--- Start ---

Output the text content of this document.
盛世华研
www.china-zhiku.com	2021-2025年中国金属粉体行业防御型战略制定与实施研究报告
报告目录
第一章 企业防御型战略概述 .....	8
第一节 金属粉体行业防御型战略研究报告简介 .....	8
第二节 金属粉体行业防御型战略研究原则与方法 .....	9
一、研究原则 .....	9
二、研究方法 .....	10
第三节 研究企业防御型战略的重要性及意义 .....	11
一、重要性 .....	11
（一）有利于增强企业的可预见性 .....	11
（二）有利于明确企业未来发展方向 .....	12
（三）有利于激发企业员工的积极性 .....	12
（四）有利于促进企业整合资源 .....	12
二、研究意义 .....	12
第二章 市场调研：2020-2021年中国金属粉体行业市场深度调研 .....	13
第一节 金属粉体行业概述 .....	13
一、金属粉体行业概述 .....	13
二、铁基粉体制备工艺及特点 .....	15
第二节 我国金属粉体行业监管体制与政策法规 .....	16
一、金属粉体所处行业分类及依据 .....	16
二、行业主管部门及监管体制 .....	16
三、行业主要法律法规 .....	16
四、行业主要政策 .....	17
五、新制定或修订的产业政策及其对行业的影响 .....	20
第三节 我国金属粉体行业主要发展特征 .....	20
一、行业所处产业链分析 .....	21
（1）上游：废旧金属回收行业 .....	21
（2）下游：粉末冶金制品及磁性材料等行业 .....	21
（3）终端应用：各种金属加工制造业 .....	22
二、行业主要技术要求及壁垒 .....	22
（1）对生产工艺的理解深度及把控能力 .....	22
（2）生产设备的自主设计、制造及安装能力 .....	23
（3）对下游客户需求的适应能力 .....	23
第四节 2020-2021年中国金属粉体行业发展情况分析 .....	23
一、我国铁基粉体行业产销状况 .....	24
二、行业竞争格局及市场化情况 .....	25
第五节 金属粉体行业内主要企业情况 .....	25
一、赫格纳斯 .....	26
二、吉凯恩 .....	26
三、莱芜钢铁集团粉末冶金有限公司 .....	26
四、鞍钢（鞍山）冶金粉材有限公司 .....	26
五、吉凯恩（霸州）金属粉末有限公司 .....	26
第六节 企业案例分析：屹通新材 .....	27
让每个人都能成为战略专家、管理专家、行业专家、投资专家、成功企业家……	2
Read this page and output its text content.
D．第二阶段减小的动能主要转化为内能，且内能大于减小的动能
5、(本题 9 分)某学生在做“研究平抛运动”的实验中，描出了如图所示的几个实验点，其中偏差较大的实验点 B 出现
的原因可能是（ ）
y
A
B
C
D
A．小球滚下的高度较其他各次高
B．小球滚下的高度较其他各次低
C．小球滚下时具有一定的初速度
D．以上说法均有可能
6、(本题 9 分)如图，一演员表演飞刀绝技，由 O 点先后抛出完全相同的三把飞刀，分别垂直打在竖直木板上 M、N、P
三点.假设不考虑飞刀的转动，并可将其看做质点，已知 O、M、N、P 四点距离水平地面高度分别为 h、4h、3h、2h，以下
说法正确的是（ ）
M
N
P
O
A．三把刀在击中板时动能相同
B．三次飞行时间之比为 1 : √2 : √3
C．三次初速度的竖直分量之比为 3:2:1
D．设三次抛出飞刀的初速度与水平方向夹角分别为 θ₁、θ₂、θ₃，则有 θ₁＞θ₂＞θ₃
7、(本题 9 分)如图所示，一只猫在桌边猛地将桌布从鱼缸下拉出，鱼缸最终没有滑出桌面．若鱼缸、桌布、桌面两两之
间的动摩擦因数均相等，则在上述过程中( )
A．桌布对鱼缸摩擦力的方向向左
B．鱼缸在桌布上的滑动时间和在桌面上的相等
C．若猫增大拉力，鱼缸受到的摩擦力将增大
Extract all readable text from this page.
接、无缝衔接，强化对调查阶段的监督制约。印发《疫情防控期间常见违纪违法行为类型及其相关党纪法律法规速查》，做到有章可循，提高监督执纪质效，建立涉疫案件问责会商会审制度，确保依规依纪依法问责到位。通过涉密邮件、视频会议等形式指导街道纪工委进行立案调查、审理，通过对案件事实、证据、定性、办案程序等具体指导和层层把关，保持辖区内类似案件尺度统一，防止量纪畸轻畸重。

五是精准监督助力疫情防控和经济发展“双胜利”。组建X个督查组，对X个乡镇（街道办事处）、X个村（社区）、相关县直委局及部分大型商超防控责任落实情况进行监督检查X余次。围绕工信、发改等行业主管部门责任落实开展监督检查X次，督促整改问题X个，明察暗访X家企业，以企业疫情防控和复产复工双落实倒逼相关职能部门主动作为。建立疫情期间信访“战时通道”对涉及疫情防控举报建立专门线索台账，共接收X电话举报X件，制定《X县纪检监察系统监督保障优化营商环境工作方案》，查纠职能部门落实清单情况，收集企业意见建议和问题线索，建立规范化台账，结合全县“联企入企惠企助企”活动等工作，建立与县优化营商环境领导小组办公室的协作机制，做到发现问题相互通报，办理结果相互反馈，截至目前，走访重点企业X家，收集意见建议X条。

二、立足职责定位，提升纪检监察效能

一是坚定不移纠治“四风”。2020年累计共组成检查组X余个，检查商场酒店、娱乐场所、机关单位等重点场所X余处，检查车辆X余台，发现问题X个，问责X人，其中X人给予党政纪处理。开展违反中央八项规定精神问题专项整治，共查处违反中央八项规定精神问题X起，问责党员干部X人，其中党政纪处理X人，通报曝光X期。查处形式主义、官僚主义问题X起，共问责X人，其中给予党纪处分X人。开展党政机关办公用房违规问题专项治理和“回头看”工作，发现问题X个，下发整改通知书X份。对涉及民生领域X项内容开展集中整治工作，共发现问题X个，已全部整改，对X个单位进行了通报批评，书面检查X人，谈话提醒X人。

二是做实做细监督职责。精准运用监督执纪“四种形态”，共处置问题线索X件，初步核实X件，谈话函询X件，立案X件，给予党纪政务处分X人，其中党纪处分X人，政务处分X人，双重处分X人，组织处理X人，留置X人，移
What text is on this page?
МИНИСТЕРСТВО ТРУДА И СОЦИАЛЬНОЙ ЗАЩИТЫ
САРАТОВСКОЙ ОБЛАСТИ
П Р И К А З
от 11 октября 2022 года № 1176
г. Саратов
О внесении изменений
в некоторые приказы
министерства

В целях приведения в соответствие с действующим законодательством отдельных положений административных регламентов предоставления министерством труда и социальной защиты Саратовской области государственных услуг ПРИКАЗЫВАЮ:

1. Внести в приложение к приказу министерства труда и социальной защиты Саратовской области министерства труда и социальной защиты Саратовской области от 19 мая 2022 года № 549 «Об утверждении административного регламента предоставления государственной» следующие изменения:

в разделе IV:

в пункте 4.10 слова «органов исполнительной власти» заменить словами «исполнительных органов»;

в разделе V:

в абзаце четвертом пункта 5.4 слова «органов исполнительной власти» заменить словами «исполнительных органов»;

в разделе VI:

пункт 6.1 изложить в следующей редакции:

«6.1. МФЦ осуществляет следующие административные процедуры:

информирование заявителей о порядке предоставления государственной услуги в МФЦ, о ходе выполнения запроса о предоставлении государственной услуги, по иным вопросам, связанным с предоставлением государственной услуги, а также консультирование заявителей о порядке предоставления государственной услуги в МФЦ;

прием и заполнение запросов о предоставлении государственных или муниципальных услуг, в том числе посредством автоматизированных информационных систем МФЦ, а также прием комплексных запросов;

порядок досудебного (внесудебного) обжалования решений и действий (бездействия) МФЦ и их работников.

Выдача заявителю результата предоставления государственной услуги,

--- End ---

■ WHAT YOU WILL DO ■
Show each line holding the word "министерства".

■ ANSWER BELOW ■
министерства
1. Внести в приложение к приказу министерства труда и социальной защиты Саратовской области министерства труда и социальной защиты Саратовской области от 19 мая 2022 года № 549 «Об утверждении административного регламента предоставления государственной» следующие изменения:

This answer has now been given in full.